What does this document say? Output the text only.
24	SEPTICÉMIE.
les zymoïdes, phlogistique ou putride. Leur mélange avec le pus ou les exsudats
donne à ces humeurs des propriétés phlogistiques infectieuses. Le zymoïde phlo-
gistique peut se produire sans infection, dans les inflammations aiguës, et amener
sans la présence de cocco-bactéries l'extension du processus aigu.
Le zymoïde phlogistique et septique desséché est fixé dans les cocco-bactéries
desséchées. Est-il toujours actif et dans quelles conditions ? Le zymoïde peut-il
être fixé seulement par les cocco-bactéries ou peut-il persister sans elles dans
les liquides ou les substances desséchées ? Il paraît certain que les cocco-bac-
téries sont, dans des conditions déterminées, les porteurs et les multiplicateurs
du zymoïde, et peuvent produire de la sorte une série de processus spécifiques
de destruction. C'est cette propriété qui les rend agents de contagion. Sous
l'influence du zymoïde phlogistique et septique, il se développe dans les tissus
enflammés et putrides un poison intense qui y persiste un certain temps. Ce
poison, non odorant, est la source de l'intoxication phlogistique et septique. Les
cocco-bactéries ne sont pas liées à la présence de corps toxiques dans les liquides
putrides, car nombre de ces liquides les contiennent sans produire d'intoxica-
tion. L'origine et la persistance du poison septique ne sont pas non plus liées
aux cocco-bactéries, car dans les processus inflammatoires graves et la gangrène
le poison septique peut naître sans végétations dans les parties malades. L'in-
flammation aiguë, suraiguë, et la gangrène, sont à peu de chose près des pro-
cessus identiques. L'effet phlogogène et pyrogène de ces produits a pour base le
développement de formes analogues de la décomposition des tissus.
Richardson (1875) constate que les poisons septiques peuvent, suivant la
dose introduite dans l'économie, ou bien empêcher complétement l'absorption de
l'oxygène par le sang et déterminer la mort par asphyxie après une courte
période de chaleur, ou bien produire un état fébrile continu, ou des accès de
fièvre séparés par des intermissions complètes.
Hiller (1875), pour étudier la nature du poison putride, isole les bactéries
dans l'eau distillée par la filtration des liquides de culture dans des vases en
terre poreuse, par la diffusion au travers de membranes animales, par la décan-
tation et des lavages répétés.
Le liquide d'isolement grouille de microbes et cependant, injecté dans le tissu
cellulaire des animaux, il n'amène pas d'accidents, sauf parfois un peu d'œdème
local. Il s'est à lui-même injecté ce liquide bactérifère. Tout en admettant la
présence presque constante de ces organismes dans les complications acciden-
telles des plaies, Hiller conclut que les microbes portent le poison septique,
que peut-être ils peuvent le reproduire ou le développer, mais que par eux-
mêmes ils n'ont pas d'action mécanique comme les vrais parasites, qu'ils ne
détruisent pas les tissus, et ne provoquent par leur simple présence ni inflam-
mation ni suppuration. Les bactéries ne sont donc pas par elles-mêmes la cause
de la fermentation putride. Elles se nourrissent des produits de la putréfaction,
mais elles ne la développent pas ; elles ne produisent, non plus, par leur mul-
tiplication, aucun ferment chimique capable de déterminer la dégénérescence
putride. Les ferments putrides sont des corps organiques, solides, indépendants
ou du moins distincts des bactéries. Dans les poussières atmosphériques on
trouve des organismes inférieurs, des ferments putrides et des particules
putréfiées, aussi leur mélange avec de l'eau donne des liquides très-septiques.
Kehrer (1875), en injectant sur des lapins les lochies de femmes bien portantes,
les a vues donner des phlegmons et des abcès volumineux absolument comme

Stated problem |
Take the entries and copy them out exactly.

Result of the task |
What does this document say? Output the text only.
24	SEPTICÉMIE.
les zymoïdes, phlogistique ou putride. Leur mélange avec le pus ou les exsudats
donne à ces humeurs des propriétés phlogistiques infectieuses. Le zymoïde phlo-
gistique peut se produire sans infection, dans les inflammations aiguës, et amener
sans la présence de cocco-bactéries l'extension du processus aigu.
Le zymoïde phlogistique et septique desséché est fixé dans les cocco-bactéries
desséchées. Est-il toujours actif et dans quelles conditions ? Le zymoïde peut-il
être fixé seulement par les cocco-bactéries ou peut-il persister sans elles dans
les liquides ou les substances desséchées ? Il paraît certain que les cocco-bac-
téries sont, dans des conditions déterminées, les porteurs et les multiplicateurs
du zymoïde, et peuvent produire de la sorte une série de processus spécifiques
de destruction. C'est cette propriété qui les rend agents de contagion. Sous
l'influence du zymoïde phlogistique et septique, il se développe dans les tissus
enflammés et putrides un poison intense qui y persiste un certain temps. Ce
poison, non odorant, est la source de l'intoxication phlogistique et septique. Les
cocco-bactéries ne sont pas liées à la présence de corps toxiques dans les liquides
putrides, car nombre de ces liquides les contiennent sans produire d'intoxica-
tion. L'origine et la persistance du poison septique ne sont pas non plus liées
aux cocco-bactéries, car dans les processus inflammatoires graves et la gangrène
le poison septique peut naître sans végétations dans les parties malades. L'in-
flammation aiguë, suraiguë, et la gangrène, sont à peu de chose près des pro-
cessus identiques. L'effet phlogogène et pyrogène de ces produits a pour base le
développement de formes analogues de la décomposition des tissus.
Richardson (1875) constate que les poisons septiques peuvent, suivant la
dose introduite dans l'économie, ou bien empêcher complétement l'absorption de
l'oxygène par le sang et déterminer la mort par asphyxie après une courte
période de chaleur, ou bien produire un état fébrile continu, ou des accès de
fièvre séparés par des intermissions complètes.
Hiller (1875), pour étudier la nature du poison putride, isole les bactéries
dans l'eau distillée par la filtration des liquides de culture dans des vases en
terre poreuse, par la diffusion au travers de membranes animales, par la décan-
tation et des lavages répétés.
Le liquide d'isolement grouille de microbes et cependant, injecté dans le tissu
cellulaire des animaux, il n'amène pas d'accidents, sauf parfois un peu d'œdème
local. Il s'est à lui-même injecté ce liquide bactérifère. Tout en admettant la
présence presque constante de ces organismes dans les complications acciden-
telles des plaies, Hiller conclut que les microbes portent le poison septique,
que peut-être ils peuvent le reproduire ou le développer, mais que par eux-
mêmes ils n'ont pas d'action mécanique comme les vrais parasites, qu'ils ne
détruisent pas les tissus, et ne provoquent par leur simple présence ni inflam-
mation ni suppuration. Les bactéries ne sont donc pas par elles-mêmes la cause
de la fermentation putride. Elles se nourrissent des produits de la putréfaction,
mais elles ne la développent pas ; elles ne produisent, non plus, par leur mul-
tiplication, aucun ferment chimique capable de déterminer la dégénérescence
putride. Les ferments putrides sont des corps organiques, solides, indépendants
ou du moins distincts des bactéries. Dans les poussières atmosphériques on
trouve des organismes inférieurs, des ferments putrides et des particules
putréfiées, aussi leur mélange avec de l'eau donne des liquides très-septiques.
Kehrer (1875), en injectant sur des lapins les lochies de femmes bien portantes,
les a vues donner des phlegmons et des abcès volumineux absolument comme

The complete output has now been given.